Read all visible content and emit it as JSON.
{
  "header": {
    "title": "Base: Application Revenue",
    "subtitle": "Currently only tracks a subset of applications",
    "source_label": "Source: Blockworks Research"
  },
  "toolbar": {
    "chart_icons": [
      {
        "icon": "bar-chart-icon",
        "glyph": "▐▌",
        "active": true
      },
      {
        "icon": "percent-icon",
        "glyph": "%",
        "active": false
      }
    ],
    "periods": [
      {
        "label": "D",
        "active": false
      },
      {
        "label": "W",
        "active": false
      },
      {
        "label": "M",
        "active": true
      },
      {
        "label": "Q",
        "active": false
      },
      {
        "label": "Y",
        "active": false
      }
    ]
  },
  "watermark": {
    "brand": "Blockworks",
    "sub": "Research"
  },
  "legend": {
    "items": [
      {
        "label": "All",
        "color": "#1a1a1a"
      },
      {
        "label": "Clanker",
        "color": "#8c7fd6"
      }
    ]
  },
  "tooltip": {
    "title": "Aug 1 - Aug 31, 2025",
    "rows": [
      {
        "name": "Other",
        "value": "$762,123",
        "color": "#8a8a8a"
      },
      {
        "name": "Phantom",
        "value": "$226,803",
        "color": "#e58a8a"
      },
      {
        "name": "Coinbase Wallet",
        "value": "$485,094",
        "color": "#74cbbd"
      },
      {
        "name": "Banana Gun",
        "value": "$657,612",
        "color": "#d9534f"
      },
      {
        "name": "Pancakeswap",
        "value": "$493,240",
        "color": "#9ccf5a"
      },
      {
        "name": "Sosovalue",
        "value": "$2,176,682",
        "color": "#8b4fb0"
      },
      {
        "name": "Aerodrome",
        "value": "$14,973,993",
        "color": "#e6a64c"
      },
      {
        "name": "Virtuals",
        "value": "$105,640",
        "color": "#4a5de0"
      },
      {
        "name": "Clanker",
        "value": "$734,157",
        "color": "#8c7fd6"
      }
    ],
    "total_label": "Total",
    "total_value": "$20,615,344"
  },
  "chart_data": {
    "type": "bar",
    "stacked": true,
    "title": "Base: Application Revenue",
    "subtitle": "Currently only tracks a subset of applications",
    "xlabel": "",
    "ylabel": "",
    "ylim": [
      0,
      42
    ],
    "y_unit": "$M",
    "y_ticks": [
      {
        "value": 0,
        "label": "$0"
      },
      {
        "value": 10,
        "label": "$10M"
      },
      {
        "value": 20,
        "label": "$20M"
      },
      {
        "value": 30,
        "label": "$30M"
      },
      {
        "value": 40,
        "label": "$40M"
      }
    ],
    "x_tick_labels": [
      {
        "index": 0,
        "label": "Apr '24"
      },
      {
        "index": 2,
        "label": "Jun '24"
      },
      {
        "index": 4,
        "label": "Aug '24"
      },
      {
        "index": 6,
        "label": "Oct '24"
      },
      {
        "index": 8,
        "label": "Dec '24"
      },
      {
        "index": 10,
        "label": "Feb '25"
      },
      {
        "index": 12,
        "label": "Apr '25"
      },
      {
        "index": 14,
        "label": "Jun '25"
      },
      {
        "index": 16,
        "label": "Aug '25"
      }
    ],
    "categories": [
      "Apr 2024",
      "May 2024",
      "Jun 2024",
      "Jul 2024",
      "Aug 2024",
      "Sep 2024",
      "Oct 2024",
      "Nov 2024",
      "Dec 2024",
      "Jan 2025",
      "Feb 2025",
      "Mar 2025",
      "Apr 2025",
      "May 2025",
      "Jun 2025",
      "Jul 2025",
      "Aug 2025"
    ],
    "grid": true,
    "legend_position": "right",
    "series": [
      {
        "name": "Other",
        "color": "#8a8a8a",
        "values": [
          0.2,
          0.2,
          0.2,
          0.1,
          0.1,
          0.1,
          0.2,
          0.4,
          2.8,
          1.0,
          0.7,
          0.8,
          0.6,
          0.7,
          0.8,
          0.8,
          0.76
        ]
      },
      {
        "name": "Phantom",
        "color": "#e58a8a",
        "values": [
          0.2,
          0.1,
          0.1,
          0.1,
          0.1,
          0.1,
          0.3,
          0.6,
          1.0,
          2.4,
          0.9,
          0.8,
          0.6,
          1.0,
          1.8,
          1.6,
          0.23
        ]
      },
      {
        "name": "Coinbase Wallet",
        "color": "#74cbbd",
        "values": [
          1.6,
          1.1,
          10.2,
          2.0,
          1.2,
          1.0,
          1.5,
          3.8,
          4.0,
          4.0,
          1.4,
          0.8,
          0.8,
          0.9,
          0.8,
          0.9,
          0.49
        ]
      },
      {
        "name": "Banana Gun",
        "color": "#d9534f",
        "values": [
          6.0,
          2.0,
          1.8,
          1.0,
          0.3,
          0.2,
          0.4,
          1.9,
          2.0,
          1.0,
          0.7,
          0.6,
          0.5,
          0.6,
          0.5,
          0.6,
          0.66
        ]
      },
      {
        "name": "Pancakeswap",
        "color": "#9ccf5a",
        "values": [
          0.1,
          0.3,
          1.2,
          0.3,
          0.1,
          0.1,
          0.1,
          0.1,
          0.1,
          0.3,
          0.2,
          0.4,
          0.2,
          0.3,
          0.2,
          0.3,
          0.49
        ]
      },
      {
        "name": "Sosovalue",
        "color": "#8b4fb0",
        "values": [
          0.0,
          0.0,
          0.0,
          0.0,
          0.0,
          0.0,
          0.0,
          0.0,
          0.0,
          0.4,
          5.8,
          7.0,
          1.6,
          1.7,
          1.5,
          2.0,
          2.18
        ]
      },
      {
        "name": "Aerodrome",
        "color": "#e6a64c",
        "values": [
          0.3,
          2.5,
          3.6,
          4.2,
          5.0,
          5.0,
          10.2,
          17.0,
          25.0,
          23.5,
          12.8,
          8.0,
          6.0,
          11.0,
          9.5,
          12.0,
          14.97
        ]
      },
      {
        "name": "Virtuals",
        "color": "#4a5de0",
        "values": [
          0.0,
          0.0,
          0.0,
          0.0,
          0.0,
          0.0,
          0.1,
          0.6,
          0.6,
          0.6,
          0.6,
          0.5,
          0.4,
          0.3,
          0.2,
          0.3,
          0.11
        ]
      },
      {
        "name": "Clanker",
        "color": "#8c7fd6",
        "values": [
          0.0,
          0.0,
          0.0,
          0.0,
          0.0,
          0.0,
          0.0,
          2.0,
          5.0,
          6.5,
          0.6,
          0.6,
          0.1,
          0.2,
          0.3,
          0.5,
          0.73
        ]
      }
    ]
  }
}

- - - -

== Goal ==
Transcribe every record above exactly as it appears.

== Exercise answer ==
Read all visible content and emit it as JSON.
{
  "header": {
    "title": "Base: Application Revenue",
    "subtitle": "Currently only tracks a subset of applications",
    "source_label": "Source: Blockworks Research"
  },
  "toolbar": {
    "chart_icons": [
      {
        "icon": "bar-chart-icon",
        "glyph": "▐▌",
        "active": true
      },
      {
        "icon": "percent-icon",
        "glyph": "%",
        "active": false
      }
    ],
    "periods": [
      {
        "label": "D",
        "active": false
      },
      {
        "label": "W",
        "active": false
      },
      {
        "label": "M",
        "active": true
      },
      {
        "label": "Q",
        "active": false
      },
      {
        "label": "Y",
        "active": false
      }
    ]
  },
  "watermark": {
    "brand": "Blockworks",
    "sub": "Research"
  },
  "legend": {
    "items": [
      {
        "label": "All",
        "color": "#1a1a1a"
      },
      {
        "label": "Clanker",
        "color": "#8c7fd6"
      }
    ]
  },
  "tooltip": {
    "title": "Aug 1 - Aug 31, 2025",
    "rows": [
      {
        "name": "Other",
        "value": "$762,123",
        "color": "#8a8a8a"
      },
      {
        "name": "Phantom",
        "value": "$226,803",
        "color": "#e58a8a"
      },
      {
        "name": "Coinbase Wallet",
        "value": "$485,094",
        "color": "#74cbbd"
      },
      {
        "name": "Banana Gun",
        "value": "$657,612",
        "color": "#d9534f"
      },
      {
        "name": "Pancakeswap",
        "value": "$493,240",
        "color": "#9ccf5a"
      },
      {
        "name": "Sosovalue",
        "value": "$2,176,682",
        "color": "#8b4fb0"
      },
      {
        "name": "Aerodrome",
        "value": "$14,973,993",
        "color": "#e6a64c"
      },
      {
        "name": "Virtuals",
        "value": "$105,640",
        "color": "#4a5de0"
      },
      {
        "name": "Clanker",
        "value": "$734,157",
        "color": "#8c7fd6"
      }
    ],
    "total_label": "Total",
    "total_value": "$20,615,344"
  },
  "chart_data": {
    "type": "bar",
    "stacked": true,
    "title": "Base: Application Revenue",
    "subtitle": "Currently only tracks a subset of applications",
    "xlabel": "",
    "ylabel": "",
    "ylim": [
      0,
      42
    ],
    "y_unit": "$M",
    "y_ticks": [
      {
        "value": 0,
        "label": "$0"
      },
      {
        "value": 10,
        "label": "$10M"
      },
      {
        "value": 20,
        "label": "$20M"
      },
      {
        "value": 30,
        "label": "$30M"
      },
      {
        "value": 40,
        "label": "$40M"
      }
    ],
    "x_tick_labels": [
      {
        "index": 0,
        "label": "Apr '24"
      },
      {
        "index": 2,
        "label": "Jun '24"
      },
      {
        "index": 4,
        "label": "Aug '24"
      },
      {
        "index": 6,
        "label": "Oct '24"
      },
      {
        "index": 8,
        "label": "Dec '24"
      },
      {
        "index": 10,
        "label": "Feb '25"
      },
      {
        "index": 12,
        "label": "Apr '25"
      },
      {
        "index": 14,
        "label": "Jun '25"
      },
      {
        "index": 16,
        "label": "Aug '25"
      }
    ],
    "categories": [
      "Apr 2024",
      "May 2024",
      "Jun 2024",
      "Jul 2024",
      "Aug 2024",
      "Sep 2024",
      "Oct 2024",
      "Nov 2024",
      "Dec 2024",
      "Jan 2025",
      "Feb 2025",
      "Mar 2025",
      "Apr 2025",
      "May 2025",
      "Jun 2025",
      "Jul 2025",
      "Aug 2025"
    ],
    "grid": true,
    "legend_position": "right",
    "series": [
      {
        "name": "Other",
        "color": "#8a8a8a",
        "values": [
          0.2,
          0.2,
          0.2,
          0.1,
          0.1,
          0.1,
          0.2,
          0.4,
          2.8,
          1.0,
          0.7,
          0.8,
          0.6,
          0.7,
          0.8,
          0.8,
          0.76
        ]
      },
      {
        "name": "Phantom",
        "color": "#e58a8a",
        "values": [
          0.2,
          0.1,
          0.1,
          0.1,
          0.1,
          0.1,
          0.3,
          0.6,
          1.0,
          2.4,
          0.9,
          0.8,
          0.6,
          1.0,
          1.8,
          1.6,
          0.23
        ]
      },
      {
        "name": "Coinbase Wallet",
        "color": "#74cbbd",
        "values": [
          1.6,
          1.1,
          10.2,
          2.0,
          1.2,
          1.0,
          1.5,
          3.8,
          4.0,
          4.0,
          1.4,
          0.8,
          0.8,
          0.9,
          0.8,
          0.9,
          0.49
        ]
      },
      {
        "name": "Banana Gun",
        "color": "#d9534f",
        "values": [
          6.0,
          2.0,
          1.8,
          1.0,
          0.3,
          0.2,
          0.4,
          1.9,
          2.0,
          1.0,
          0.7,
          0.6,
          0.5,
          0.6,
          0.5,
          0.6,
          0.66
        ]
      },
      {
        "name": "Pancakeswap",
        "color": "#9ccf5a",
        "values": [
          0.1,
          0.3,
          1.2,
          0.3,
          0.1,
          0.1,
          0.1,
          0.1,
          0.1,
          0.3,
          0.2,
          0.4,
          0.2,
          0.3,
          0.2,
          0.3,
          0.49
        ]
      },
      {
        "name": "Sosovalue",
        "color": "#8b4fb0",
        "values": [
          0.0,
          0.0,
          0.0,
          0.0,
          0.0,
          0.0,
          0.0,
          0.0,
          0.0,
          0.4,
          5.8,
          7.0,
          1.6,
          1.7,
          1.5,
          2.0,
          2.18
        ]
      },
      {
        "name": "Aerodrome",
        "color": "#e6a64c",
        "values": [
          0.3,
          2.5,
          3.6,
          4.2,
          5.0,
          5.0,
          10.2,
          17.0,
          25.0,
          23.5,
          12.8,
          8.0,
          6.0,
          11.0,
          9.5,
          12.0,
          14.97
        ]
      },
      {
        "name": "Virtuals",
        "color": "#4a5de0",
        "values": [
          0.0,
          0.0,
          0.0,
          0.0,
          0.0,
          0.0,
          0.1,
          0.6,
          0.6,
          0.6,
          0.6,
          0.5,
          0.4,
          0.3,
          0.2,
          0.3,
          0.11
        ]
      },
      {
        "name": "Clanker",
        "color": "#8c7fd6",
        "values": [
          0.0,
          0.0,
          0.0,
          0.0,
          0.0,
          0.0,
          0.0,
          2.0,
          5.0,
          6.5,
          0.6,
          0.6,
          0.1,
          0.2,
          0.3,
          0.5,
          0.73
        ]
      }
    ]
  }
}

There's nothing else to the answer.